Он же был за то, чтобы не сидеть и не печалиться, а именно идти в атаку. Сидеть, сложа руки, он никак не мог себе позволить. Они часто сцеплялись, но подружились с этой компанией очень сильно. Когда Янка его повезла с собой по трассе, были гэбэшные все эти дела, он, видимо, столкнулся с Системой более конкретно, на вписках бывал. Но… Я разговаривала с этими старинными хиппи — они все с ним от случая к случаю виделись. И эти волосы, и феньки не были чёткими опознавательными знаками, просто люди всё время друг другу их дарили, многие просто очень любили их плести. К концу восьмидесятых это был какой-то универсальный знак «неформальности». Я тоже носила, у меня, например, была толстенная чёрная фенька с надписью The End, вот хиппистский ли это символ? Такая мешанина в головах, разброд и шатание. Так что Егор к хиппи, в общем-то, отношения никакого не имел. Эта песня — «Система» — это как раз ирония, взгляд со стороны.
— А с православием, как, что он?

ЗАДАНИЯ
1/ Какая надпись была на толстой чёрной феньке, упомянутой в тексте о Егоре и хиппи?
2/ Напишите продолжение текста о Егоре и хиппи, начиная сразу после последней реплики.

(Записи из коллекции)
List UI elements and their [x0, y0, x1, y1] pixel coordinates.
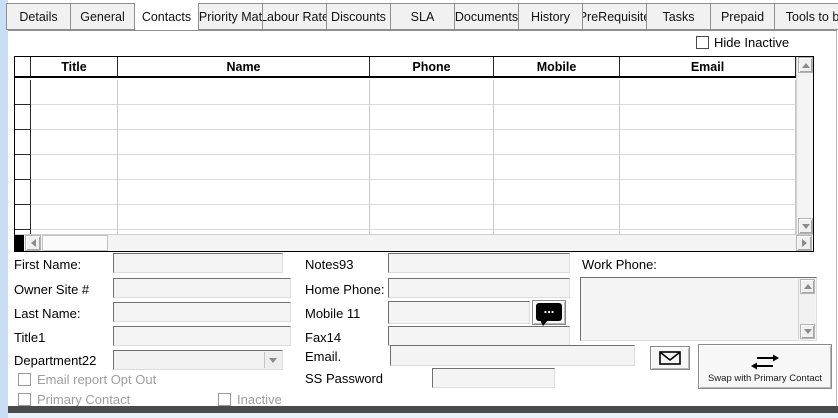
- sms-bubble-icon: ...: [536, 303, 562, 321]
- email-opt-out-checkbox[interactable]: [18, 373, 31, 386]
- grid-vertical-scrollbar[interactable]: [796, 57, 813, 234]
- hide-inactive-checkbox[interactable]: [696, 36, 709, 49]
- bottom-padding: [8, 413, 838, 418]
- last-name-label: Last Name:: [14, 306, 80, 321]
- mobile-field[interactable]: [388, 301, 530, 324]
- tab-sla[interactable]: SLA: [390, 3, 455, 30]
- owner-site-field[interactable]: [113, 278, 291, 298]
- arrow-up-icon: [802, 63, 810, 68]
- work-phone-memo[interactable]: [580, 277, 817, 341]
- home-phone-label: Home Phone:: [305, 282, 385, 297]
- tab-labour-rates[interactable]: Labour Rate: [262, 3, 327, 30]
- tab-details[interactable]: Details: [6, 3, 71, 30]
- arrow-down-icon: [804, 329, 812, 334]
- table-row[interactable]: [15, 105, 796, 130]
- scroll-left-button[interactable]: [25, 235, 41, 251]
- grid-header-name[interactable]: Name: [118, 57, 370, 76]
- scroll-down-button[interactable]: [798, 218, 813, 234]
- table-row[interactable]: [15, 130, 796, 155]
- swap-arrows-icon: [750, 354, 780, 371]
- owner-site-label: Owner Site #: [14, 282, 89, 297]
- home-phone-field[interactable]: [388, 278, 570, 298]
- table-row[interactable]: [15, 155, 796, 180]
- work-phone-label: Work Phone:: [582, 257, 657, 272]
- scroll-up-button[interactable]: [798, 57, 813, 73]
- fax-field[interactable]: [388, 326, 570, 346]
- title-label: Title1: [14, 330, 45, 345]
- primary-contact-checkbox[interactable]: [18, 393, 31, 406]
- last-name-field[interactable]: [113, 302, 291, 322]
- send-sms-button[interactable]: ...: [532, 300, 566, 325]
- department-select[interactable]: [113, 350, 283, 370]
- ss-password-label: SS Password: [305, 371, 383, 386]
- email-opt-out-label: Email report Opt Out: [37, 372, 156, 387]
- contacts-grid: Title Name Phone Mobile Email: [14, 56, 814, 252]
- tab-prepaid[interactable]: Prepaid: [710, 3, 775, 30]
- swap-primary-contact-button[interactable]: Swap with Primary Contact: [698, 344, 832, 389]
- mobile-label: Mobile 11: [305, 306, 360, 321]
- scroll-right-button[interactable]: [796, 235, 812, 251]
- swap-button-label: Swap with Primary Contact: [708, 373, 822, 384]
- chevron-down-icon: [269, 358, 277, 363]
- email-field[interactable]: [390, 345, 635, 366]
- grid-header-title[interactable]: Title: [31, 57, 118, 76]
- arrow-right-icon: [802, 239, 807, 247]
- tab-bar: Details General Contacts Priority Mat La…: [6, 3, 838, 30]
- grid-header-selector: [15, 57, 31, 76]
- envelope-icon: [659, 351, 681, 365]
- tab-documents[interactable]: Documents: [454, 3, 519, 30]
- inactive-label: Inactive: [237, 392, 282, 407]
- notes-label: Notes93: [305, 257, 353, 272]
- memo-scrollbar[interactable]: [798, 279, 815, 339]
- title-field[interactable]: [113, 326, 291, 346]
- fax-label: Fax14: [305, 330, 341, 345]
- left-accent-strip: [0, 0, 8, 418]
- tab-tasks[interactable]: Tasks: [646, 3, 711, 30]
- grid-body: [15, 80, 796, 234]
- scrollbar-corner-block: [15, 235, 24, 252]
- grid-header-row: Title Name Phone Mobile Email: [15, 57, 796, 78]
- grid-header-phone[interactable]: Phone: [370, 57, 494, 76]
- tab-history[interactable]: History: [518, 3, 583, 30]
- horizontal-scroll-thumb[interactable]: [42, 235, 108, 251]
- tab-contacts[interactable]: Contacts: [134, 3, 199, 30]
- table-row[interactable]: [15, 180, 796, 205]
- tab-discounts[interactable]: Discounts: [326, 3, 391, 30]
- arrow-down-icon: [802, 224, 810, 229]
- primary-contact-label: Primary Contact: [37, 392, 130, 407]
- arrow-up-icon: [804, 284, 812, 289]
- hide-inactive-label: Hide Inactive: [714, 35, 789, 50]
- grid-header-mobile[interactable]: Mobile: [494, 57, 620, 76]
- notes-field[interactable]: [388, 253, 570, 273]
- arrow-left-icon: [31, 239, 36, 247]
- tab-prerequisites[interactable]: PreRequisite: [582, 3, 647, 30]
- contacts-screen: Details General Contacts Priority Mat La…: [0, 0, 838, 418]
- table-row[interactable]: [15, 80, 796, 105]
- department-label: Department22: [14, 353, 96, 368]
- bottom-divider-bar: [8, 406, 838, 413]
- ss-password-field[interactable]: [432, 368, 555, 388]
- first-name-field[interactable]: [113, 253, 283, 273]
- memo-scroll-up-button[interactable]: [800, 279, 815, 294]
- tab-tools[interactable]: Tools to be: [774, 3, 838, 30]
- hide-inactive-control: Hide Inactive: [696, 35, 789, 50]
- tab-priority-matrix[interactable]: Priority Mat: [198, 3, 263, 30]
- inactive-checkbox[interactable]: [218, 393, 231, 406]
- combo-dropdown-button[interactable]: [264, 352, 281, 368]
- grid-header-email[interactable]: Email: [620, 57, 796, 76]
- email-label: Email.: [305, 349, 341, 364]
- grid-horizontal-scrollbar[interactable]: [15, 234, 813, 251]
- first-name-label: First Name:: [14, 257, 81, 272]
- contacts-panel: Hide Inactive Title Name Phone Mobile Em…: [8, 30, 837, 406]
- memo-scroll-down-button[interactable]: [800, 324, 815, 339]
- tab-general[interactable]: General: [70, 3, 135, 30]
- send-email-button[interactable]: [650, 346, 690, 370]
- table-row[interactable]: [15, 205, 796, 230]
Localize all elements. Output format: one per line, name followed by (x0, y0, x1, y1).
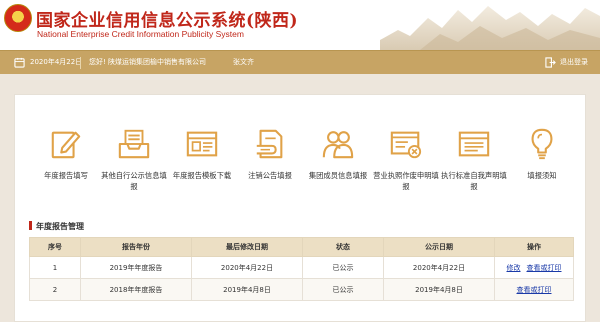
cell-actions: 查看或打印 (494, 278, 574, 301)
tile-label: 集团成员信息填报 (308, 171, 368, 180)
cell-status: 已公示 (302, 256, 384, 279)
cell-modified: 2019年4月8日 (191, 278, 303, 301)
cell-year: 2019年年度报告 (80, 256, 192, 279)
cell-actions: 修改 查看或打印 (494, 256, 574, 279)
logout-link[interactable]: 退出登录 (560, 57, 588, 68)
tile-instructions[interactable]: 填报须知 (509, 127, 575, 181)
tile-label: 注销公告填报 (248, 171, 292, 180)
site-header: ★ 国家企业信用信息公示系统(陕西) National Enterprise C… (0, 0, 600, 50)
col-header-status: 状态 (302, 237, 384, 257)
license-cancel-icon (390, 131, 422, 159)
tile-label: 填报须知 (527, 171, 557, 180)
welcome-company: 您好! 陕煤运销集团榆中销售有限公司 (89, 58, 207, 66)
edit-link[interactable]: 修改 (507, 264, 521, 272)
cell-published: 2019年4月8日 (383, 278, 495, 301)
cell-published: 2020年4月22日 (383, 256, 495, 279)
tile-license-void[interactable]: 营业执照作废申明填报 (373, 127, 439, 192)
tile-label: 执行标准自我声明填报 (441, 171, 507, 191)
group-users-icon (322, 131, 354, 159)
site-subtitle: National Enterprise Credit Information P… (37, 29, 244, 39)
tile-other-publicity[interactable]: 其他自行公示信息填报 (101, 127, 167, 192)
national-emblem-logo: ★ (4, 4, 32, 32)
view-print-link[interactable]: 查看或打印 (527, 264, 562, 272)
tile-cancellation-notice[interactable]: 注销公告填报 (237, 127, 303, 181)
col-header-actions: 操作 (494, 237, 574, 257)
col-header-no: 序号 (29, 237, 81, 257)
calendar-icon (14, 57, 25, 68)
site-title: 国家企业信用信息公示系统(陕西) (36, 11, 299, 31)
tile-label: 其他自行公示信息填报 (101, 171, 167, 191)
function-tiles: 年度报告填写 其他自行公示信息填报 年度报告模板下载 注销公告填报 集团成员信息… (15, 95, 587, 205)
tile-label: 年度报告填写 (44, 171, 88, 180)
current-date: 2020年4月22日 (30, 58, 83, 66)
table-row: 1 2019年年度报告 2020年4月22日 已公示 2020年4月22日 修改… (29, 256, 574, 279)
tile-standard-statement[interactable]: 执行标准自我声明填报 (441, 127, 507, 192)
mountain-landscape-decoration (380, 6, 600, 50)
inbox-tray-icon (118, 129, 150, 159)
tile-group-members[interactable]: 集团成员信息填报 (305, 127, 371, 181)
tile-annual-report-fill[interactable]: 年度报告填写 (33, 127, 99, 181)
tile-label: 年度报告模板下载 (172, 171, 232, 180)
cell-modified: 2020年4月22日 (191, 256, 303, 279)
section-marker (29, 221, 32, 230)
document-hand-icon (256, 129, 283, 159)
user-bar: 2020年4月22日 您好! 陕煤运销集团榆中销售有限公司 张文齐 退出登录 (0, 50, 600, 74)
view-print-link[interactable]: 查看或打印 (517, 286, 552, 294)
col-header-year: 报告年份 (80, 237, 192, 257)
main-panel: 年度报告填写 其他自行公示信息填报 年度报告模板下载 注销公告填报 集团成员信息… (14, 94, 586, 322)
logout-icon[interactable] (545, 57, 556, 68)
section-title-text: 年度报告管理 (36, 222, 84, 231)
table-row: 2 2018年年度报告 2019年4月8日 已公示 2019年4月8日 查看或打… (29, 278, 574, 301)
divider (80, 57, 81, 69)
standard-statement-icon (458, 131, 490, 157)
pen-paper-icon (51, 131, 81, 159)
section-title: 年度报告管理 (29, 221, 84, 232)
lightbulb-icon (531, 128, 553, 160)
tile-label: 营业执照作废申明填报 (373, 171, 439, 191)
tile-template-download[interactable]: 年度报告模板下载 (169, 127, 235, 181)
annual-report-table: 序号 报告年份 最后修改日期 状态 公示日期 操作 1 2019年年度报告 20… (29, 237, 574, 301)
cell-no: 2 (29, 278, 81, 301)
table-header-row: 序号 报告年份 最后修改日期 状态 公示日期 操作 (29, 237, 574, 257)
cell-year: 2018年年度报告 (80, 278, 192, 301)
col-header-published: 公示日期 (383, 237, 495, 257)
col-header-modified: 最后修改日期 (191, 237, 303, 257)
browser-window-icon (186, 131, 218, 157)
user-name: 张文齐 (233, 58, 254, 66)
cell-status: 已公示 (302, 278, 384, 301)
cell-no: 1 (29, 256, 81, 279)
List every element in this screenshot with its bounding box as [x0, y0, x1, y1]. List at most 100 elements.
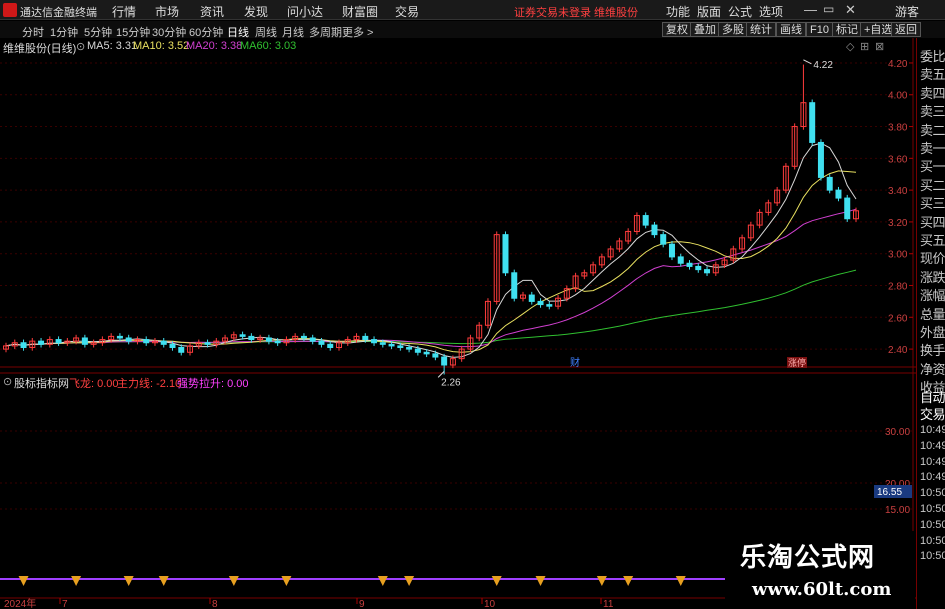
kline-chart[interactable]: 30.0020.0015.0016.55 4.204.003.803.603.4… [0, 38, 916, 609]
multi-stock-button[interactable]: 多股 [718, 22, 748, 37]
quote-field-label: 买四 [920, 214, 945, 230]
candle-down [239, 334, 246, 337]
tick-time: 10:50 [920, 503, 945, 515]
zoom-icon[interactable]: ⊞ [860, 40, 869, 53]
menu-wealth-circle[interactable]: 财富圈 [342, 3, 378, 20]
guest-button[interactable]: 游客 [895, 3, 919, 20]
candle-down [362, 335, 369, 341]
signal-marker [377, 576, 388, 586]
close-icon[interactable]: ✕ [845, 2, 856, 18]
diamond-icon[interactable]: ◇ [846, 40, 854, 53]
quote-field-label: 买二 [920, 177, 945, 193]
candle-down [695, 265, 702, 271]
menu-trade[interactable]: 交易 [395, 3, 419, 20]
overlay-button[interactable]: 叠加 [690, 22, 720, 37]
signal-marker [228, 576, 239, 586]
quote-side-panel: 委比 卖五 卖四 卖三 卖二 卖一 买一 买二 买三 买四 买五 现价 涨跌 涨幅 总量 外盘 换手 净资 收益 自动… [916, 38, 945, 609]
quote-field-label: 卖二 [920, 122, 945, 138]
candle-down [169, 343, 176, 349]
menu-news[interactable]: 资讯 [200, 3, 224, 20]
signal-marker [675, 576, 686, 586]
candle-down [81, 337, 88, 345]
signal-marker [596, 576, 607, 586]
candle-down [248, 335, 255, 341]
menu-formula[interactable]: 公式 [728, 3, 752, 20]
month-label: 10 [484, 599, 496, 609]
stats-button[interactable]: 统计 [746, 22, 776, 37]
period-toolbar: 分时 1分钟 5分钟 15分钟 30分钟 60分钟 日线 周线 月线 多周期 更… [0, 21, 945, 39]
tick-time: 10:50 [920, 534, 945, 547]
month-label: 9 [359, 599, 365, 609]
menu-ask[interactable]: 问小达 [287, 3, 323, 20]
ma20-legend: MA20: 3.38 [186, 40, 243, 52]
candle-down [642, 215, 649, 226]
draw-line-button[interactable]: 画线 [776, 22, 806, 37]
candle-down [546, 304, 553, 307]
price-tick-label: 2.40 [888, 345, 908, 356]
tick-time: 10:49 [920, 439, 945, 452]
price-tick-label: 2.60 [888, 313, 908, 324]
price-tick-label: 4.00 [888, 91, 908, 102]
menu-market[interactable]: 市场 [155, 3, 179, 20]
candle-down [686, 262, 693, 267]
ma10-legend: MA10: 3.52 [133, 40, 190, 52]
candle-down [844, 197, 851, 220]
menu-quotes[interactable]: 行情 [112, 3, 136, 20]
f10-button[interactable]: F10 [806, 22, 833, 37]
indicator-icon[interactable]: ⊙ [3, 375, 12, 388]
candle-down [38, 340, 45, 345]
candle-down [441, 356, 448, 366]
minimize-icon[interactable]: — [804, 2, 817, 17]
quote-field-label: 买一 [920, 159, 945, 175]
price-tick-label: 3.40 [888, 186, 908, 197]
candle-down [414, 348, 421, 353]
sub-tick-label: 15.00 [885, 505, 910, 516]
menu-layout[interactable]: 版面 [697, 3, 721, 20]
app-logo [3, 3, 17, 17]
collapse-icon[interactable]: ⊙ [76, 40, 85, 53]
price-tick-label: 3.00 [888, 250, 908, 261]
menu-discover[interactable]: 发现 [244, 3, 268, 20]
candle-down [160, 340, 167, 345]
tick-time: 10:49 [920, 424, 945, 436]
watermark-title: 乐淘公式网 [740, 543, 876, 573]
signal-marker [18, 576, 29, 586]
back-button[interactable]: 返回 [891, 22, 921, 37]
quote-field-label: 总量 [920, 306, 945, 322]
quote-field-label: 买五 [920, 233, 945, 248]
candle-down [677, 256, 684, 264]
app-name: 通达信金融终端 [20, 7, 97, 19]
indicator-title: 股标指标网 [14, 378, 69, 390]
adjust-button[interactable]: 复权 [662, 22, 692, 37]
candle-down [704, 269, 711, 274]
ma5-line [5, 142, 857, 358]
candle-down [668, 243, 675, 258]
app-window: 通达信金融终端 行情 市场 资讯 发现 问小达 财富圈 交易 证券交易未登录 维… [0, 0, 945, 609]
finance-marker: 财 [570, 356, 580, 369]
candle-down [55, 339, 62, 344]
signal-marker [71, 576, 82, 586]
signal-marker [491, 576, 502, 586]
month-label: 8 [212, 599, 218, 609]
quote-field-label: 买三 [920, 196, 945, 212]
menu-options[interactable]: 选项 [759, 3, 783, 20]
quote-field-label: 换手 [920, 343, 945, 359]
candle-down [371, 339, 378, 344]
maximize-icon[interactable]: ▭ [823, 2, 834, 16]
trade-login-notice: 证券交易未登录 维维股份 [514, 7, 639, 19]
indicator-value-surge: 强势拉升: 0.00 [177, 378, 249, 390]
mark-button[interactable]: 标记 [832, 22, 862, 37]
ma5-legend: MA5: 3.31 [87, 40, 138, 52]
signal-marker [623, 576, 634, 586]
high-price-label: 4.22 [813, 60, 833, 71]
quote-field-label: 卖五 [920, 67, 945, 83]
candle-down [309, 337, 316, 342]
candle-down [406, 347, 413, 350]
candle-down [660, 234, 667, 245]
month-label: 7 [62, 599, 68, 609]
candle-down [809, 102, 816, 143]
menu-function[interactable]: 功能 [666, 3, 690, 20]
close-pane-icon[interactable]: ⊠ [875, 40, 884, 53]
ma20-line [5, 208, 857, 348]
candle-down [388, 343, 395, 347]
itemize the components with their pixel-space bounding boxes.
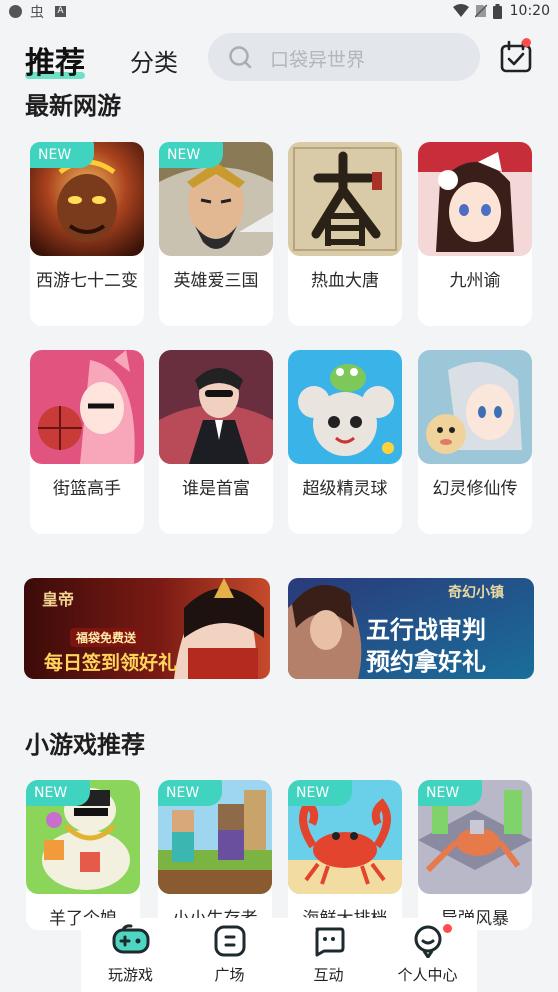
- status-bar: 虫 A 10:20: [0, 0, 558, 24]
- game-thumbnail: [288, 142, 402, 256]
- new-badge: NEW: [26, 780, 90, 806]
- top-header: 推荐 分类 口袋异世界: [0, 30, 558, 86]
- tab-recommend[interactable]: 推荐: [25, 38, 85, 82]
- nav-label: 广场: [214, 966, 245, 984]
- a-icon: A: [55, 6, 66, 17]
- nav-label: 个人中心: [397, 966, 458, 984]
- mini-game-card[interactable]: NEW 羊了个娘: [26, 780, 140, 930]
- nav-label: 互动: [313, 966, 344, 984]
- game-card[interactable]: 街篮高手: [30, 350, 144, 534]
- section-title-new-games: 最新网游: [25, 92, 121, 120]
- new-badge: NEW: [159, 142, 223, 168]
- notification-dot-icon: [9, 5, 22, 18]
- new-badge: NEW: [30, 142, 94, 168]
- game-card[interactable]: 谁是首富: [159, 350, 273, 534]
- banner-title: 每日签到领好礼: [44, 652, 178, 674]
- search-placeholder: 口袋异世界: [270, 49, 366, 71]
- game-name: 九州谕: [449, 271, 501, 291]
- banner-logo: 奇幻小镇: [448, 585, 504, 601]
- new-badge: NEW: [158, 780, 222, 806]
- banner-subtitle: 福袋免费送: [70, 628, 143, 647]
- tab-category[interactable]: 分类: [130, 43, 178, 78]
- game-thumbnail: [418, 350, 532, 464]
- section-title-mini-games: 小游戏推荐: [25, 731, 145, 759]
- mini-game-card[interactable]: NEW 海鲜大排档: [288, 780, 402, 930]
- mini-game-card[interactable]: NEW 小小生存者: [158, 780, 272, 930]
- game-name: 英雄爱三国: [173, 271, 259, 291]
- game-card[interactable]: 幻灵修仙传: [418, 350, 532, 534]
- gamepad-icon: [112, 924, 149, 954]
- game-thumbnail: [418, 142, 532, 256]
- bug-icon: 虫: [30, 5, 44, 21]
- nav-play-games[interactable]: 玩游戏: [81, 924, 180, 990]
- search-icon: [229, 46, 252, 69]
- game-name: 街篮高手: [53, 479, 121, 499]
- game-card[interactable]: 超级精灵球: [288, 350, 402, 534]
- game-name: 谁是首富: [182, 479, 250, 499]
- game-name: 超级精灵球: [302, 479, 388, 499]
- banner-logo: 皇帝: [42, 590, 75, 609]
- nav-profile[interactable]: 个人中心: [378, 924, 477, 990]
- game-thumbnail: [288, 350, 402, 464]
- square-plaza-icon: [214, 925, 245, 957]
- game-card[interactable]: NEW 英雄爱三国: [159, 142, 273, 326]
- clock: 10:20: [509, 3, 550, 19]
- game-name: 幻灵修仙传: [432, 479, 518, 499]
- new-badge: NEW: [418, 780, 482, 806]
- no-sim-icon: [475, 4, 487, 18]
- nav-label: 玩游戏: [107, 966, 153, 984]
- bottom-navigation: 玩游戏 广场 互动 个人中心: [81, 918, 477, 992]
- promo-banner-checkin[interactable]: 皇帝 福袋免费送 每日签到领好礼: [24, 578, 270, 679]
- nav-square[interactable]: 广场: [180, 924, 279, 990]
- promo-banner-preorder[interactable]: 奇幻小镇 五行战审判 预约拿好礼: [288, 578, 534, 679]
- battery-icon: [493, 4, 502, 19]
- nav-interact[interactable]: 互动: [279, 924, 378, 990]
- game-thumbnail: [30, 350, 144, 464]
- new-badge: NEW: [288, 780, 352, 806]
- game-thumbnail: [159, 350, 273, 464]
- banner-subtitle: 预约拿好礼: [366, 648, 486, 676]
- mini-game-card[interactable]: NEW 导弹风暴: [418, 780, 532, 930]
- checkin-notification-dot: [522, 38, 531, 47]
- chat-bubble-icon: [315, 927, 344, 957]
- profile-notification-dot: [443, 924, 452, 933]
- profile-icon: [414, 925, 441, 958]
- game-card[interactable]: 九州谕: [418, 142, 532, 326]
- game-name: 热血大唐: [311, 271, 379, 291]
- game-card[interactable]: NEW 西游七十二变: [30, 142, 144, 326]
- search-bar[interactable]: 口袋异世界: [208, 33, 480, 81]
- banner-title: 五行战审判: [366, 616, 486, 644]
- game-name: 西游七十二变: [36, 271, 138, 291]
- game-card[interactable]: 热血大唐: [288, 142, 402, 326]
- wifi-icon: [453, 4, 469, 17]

ОТВЕТЫ К ЗАДАНИЯМ
1/ The End.

2/
— С православием… с православием. Он был, конечно, не то чтобы антиклерикал, но регулярно в церковь не ходил. Чувствовал такие тонкие вещи: где хорошо, а где нет, намоленное — не намоленное, где пусто и вообще нечего делать. У него к Христу было очень личное отношение. Он его именно человеком воспринимал, считал, что Христос «работал» и дошёл до такого уровня, когда всё мог. Для Егора это было самое важное — если работать, биться головой о стену, то даже если кажется, что ничего не происходит, что-то произойдёт. Что ты и вправду можешь пробить любые стены сверхусилием. Я, знаешь, не стала бы углубляться в религиозные вопросы. Но, наверное, понятно и так.
Но он хотел покреститься, действительно. Когда мы приехали в Израиль (это такая известная история), то была идея-фикс — креститься именно там. Мы знали, что в некоторых случаях провести обряд может любой уже крещёный человек, поэтому специально поехали, и он покрестился в Иордане. Но постоянно ходить в церковь не стал. Я даже не очень себе представляю, как бы он пошёл на исповедь, потому что всё-таки с людьми ему было тяжело, и он искал личного спасения не в церкви. Его и хоронили не по православному обряду, но я знаю, что его отпели очень многие священники в других местах.
Он считал себя православным только по одной простой логике: я здесь родился, среди символов этой религии воспитан. Но он всегда весело относился к Неумоеву, например, который стал довольно ортодоксальным, к таким же другим своим товарищам. Много было всяких метаний: Лукич в некий момент был вообще католиком. Тоже вызвал большое веселье в компании. Как в стихе: «В Сибири наблюдался католический бум».
— У меня такое впечатление, что сейчас все пытаются Егора себе присвоить.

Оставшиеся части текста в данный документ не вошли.